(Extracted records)
※
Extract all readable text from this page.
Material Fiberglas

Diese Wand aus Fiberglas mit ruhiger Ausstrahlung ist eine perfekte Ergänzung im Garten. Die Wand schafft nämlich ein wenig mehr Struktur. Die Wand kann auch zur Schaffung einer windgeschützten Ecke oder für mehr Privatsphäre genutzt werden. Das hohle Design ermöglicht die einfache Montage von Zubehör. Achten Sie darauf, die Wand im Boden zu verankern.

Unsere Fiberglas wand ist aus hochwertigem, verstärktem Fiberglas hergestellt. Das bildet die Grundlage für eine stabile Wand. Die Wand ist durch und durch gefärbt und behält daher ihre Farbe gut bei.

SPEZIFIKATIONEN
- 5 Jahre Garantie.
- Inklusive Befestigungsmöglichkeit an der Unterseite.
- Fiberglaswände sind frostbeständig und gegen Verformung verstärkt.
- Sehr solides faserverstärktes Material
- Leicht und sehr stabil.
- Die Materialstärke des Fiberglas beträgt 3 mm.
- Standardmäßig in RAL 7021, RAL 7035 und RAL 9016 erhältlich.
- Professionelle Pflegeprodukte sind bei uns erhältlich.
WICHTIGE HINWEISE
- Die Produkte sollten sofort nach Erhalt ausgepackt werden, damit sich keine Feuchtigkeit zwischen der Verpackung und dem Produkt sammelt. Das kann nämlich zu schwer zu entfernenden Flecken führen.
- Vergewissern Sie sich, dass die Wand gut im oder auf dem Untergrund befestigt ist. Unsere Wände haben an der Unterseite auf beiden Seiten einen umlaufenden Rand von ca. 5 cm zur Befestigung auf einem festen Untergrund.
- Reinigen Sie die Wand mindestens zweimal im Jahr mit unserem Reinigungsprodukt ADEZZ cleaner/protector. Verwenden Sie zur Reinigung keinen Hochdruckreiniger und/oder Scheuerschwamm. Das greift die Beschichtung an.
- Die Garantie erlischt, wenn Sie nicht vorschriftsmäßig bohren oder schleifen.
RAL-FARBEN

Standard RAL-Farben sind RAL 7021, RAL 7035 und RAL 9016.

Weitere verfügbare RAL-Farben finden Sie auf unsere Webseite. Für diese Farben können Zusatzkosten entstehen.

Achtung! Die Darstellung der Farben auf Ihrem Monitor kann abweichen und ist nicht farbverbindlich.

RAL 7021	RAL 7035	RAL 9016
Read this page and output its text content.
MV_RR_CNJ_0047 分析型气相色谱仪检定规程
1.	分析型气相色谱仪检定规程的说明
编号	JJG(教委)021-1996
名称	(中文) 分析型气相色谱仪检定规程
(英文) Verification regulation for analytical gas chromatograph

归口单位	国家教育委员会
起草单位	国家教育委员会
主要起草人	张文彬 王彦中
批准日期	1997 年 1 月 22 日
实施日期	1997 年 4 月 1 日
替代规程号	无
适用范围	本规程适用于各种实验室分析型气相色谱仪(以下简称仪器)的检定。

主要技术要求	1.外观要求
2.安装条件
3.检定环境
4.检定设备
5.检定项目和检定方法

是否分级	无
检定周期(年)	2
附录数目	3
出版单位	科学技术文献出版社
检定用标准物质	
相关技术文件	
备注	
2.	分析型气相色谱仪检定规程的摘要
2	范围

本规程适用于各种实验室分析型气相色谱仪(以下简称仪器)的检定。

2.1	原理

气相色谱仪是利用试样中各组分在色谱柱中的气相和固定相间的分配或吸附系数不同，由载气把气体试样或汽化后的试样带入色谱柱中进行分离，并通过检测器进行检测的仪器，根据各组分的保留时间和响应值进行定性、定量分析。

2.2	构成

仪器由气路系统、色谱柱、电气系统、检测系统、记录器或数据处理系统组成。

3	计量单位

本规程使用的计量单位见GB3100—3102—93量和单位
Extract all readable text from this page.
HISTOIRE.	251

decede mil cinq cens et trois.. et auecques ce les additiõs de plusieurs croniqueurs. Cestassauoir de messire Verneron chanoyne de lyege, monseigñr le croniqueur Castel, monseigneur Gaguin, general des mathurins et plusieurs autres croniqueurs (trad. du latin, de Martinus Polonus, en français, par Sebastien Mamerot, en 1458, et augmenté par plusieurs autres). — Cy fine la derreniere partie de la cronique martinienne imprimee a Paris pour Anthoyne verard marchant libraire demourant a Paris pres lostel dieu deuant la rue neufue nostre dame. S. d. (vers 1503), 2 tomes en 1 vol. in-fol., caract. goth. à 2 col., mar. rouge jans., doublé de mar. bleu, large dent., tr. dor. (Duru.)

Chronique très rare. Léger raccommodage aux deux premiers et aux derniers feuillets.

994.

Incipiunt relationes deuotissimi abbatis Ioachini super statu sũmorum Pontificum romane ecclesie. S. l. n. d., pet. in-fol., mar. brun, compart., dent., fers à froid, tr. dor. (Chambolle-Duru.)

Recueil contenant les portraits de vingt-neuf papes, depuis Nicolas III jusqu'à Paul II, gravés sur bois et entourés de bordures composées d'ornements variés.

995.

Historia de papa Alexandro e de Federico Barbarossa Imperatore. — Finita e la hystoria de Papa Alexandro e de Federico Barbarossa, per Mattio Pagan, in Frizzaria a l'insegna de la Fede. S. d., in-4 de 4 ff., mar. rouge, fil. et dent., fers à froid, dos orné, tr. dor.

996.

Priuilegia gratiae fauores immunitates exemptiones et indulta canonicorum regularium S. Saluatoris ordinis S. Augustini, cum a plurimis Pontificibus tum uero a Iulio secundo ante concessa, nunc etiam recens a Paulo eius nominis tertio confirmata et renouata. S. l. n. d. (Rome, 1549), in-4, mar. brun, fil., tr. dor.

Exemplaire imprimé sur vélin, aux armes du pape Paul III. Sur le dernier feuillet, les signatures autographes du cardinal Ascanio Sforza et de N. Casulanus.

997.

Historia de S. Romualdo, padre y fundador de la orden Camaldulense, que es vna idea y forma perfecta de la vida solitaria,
※
* Instructions for the task
Using the listing above, pick out each line that contains the word "Unterseite", then copy it.

* Answer to the exercise
- Inklusive Befestigungsmöglichkeit an der Unterseite.
- Vergewissern Sie sich, dass die Wand gut im oder auf dem Untergrund befestigt ist. Unsere Wände haben an der Unterseite auf beiden Seiten einen umlaufenden Rand von ca. 5 cm zur Befestigung auf einem festen Untergrund.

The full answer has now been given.